#### Information given
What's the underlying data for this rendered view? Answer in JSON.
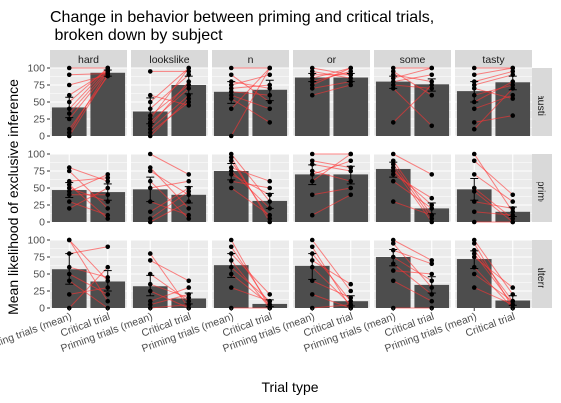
{
  "chart_data": {
    "type": "bar",
    "title_line1": "Change in behavior between priming and critical trials,",
    "title_line2": " broken down by subject",
    "xlabel": "Trial type",
    "ylabel": "Mean likelihood of exclusive inference",
    "categories": [
      "Priming trials (mean)",
      "Critical trial"
    ],
    "ylim": [
      0,
      100
    ],
    "yticks": [
      0,
      25,
      50,
      75,
      100
    ],
    "columns": [
      "hard",
      "lookslike",
      "n",
      "or",
      "some",
      "tasty"
    ],
    "rows": [
      "exhaustive",
      "noprime",
      "trong_alternative"
    ],
    "colors": {
      "panel": "#ebebeb",
      "grid": "#ffffff",
      "strip": "#d9d9d9",
      "bar": "#4d4d4d",
      "line": "#ff3333",
      "point": "#000000"
    },
    "panels": [
      {
        "row": "exhaustive",
        "col": "hard",
        "bars": [
          42,
          93
        ],
        "err_prime": [
          27,
          57
        ],
        "err_crit": [
          88,
          97
        ],
        "pairs": [
          [
            0,
            90
          ],
          [
            25,
            95
          ],
          [
            50,
            100
          ],
          [
            75,
            90
          ],
          [
            100,
            100
          ],
          [
            10,
            88
          ],
          [
            90,
            92
          ],
          [
            33,
            97
          ],
          [
            60,
            96
          ],
          [
            5,
            95
          ],
          [
            40,
            100
          ]
        ]
      },
      {
        "row": "exhaustive",
        "col": "lookslike",
        "bars": [
          36,
          75
        ],
        "err_prime": [
          18,
          56
        ],
        "err_crit": [
          62,
          88
        ],
        "pairs": [
          [
            0,
            55
          ],
          [
            10,
            60
          ],
          [
            20,
            70
          ],
          [
            30,
            75
          ],
          [
            40,
            90
          ],
          [
            50,
            100
          ],
          [
            95,
            95
          ],
          [
            5,
            50
          ],
          [
            15,
            80
          ],
          [
            25,
            100
          ],
          [
            60,
            45
          ]
        ]
      },
      {
        "row": "exhaustive",
        "col": "n",
        "bars": [
          65,
          68
        ],
        "err_prime": [
          48,
          80
        ],
        "err_crit": [
          52,
          82
        ],
        "pairs": [
          [
            0,
            100
          ],
          [
            40,
            100
          ],
          [
            55,
            20
          ],
          [
            65,
            60
          ],
          [
            70,
            75
          ],
          [
            75,
            90
          ],
          [
            90,
            50
          ],
          [
            100,
            100
          ],
          [
            80,
            70
          ],
          [
            60,
            40
          ]
        ]
      },
      {
        "row": "exhaustive",
        "col": "or",
        "bars": [
          86,
          86
        ],
        "err_prime": [
          80,
          92
        ],
        "err_crit": [
          80,
          92
        ],
        "pairs": [
          [
            60,
            75
          ],
          [
            75,
            100
          ],
          [
            80,
            95
          ],
          [
            90,
            90
          ],
          [
            95,
            85
          ],
          [
            100,
            90
          ],
          [
            85,
            100
          ],
          [
            70,
            80
          ]
        ]
      },
      {
        "row": "exhaustive",
        "col": "some",
        "bars": [
          80,
          76
        ],
        "err_prime": [
          70,
          88
        ],
        "err_crit": [
          66,
          84
        ],
        "pairs": [
          [
            20,
            75
          ],
          [
            70,
            15
          ],
          [
            80,
            90
          ],
          [
            85,
            100
          ],
          [
            90,
            80
          ],
          [
            95,
            60
          ],
          [
            100,
            100
          ],
          [
            75,
            70
          ]
        ]
      },
      {
        "row": "exhaustive",
        "col": "tasty",
        "bars": [
          66,
          79
        ],
        "err_prime": [
          50,
          80
        ],
        "err_crit": [
          68,
          88
        ],
        "pairs": [
          [
            20,
            30
          ],
          [
            40,
            60
          ],
          [
            50,
            80
          ],
          [
            60,
            75
          ],
          [
            75,
            90
          ],
          [
            80,
            95
          ],
          [
            90,
            100
          ],
          [
            100,
            100
          ],
          [
            10,
            70
          ],
          [
            70,
            55
          ]
        ]
      },
      {
        "row": "noprime",
        "col": "hard",
        "bars": [
          47,
          44
        ],
        "err_prime": [
          36,
          58
        ],
        "err_crit": [
          32,
          56
        ],
        "pairs": [
          [
            20,
            50
          ],
          [
            30,
            10
          ],
          [
            45,
            70
          ],
          [
            50,
            30
          ],
          [
            60,
            65
          ],
          [
            75,
            20
          ],
          [
            80,
            60
          ],
          [
            40,
            40
          ],
          [
            55,
            5
          ]
        ]
      },
      {
        "row": "noprime",
        "col": "lookslike",
        "bars": [
          48,
          40
        ],
        "err_prime": [
          30,
          66
        ],
        "err_crit": [
          28,
          52
        ],
        "pairs": [
          [
            0,
            30
          ],
          [
            15,
            50
          ],
          [
            30,
            10
          ],
          [
            50,
            60
          ],
          [
            75,
            40
          ],
          [
            80,
            20
          ],
          [
            100,
            70
          ],
          [
            5,
            45
          ],
          [
            60,
            5
          ]
        ]
      },
      {
        "row": "noprime",
        "col": "n",
        "bars": [
          75,
          31
        ],
        "err_prime": [
          62,
          86
        ],
        "err_crit": [
          20,
          42
        ],
        "pairs": [
          [
            50,
            10
          ],
          [
            70,
            40
          ],
          [
            80,
            60
          ],
          [
            90,
            5
          ],
          [
            100,
            30
          ],
          [
            75,
            20
          ],
          [
            60,
            50
          ],
          [
            95,
            0
          ]
        ]
      },
      {
        "row": "noprime",
        "col": "or",
        "bars": [
          70,
          70
        ],
        "err_prime": [
          55,
          84
        ],
        "err_crit": [
          56,
          82
        ],
        "pairs": [
          [
            10,
            40
          ],
          [
            60,
            100
          ],
          [
            70,
            90
          ],
          [
            75,
            60
          ],
          [
            85,
            75
          ],
          [
            90,
            80
          ],
          [
            100,
            100
          ],
          [
            40,
            50
          ]
        ]
      },
      {
        "row": "noprime",
        "col": "some",
        "bars": [
          78,
          20
        ],
        "err_prime": [
          66,
          88
        ],
        "err_crit": [
          12,
          28
        ],
        "pairs": [
          [
            30,
            10
          ],
          [
            60,
            20
          ],
          [
            70,
            35
          ],
          [
            80,
            0
          ],
          [
            90,
            10
          ],
          [
            100,
            70
          ],
          [
            85,
            5
          ],
          [
            75,
            25
          ]
        ]
      },
      {
        "row": "noprime",
        "col": "tasty",
        "bars": [
          48,
          15
        ],
        "err_prime": [
          32,
          64
        ],
        "err_crit": [
          8,
          22
        ],
        "pairs": [
          [
            0,
            0
          ],
          [
            15,
            10
          ],
          [
            30,
            20
          ],
          [
            50,
            5
          ],
          [
            70,
            30
          ],
          [
            90,
            40
          ],
          [
            100,
            15
          ],
          [
            45,
            0
          ]
        ]
      },
      {
        "row": "trong_alternative",
        "col": "hard",
        "bars": [
          57,
          39
        ],
        "err_prime": [
          35,
          80
        ],
        "err_crit": [
          25,
          55
        ],
        "pairs": [
          [
            0,
            60
          ],
          [
            20,
            30
          ],
          [
            40,
            0
          ],
          [
            60,
            45
          ],
          [
            80,
            90
          ],
          [
            100,
            40
          ],
          [
            50,
            20
          ],
          [
            100,
            10
          ]
        ]
      },
      {
        "row": "trong_alternative",
        "col": "lookslike",
        "bars": [
          32,
          14
        ],
        "err_prime": [
          18,
          48
        ],
        "err_crit": [
          6,
          22
        ],
        "pairs": [
          [
            0,
            5
          ],
          [
            10,
            30
          ],
          [
            25,
            0
          ],
          [
            35,
            15
          ],
          [
            50,
            10
          ],
          [
            70,
            40
          ],
          [
            80,
            0
          ],
          [
            5,
            20
          ]
        ]
      },
      {
        "row": "trong_alternative",
        "col": "n",
        "bars": [
          63,
          6
        ],
        "err_prime": [
          45,
          80
        ],
        "err_crit": [
          2,
          12
        ],
        "pairs": [
          [
            0,
            0
          ],
          [
            30,
            10
          ],
          [
            50,
            5
          ],
          [
            70,
            0
          ],
          [
            80,
            20
          ],
          [
            90,
            5
          ],
          [
            100,
            0
          ],
          [
            60,
            10
          ]
        ]
      },
      {
        "row": "trong_alternative",
        "col": "or",
        "bars": [
          62,
          10
        ],
        "err_prime": [
          42,
          80
        ],
        "err_crit": [
          3,
          18
        ],
        "pairs": [
          [
            0,
            5
          ],
          [
            20,
            0
          ],
          [
            40,
            15
          ],
          [
            70,
            35
          ],
          [
            80,
            10
          ],
          [
            90,
            0
          ],
          [
            100,
            25
          ],
          [
            60,
            5
          ]
        ]
      },
      {
        "row": "trong_alternative",
        "col": "some",
        "bars": [
          75,
          34
        ],
        "err_prime": [
          62,
          86
        ],
        "err_crit": [
          22,
          46
        ],
        "pairs": [
          [
            40,
            10
          ],
          [
            55,
            50
          ],
          [
            65,
            20
          ],
          [
            75,
            40
          ],
          [
            85,
            65
          ],
          [
            95,
            30
          ],
          [
            100,
            70
          ],
          [
            0,
            0
          ]
        ]
      },
      {
        "row": "trong_alternative",
        "col": "tasty",
        "bars": [
          72,
          11
        ],
        "err_prime": [
          58,
          84
        ],
        "err_crit": [
          4,
          18
        ],
        "pairs": [
          [
            30,
            5
          ],
          [
            50,
            10
          ],
          [
            60,
            0
          ],
          [
            75,
            30
          ],
          [
            85,
            10
          ],
          [
            95,
            0
          ],
          [
            100,
            20
          ],
          [
            80,
            5
          ]
        ]
      }
    ]
  }
}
########
▶ **Work to do**
Select the lines from the entries that include the word "trials".

▶ **Result**
    "title_line1": "Change in behavior between priming and critical trials,",
      "Priming trials (mean)",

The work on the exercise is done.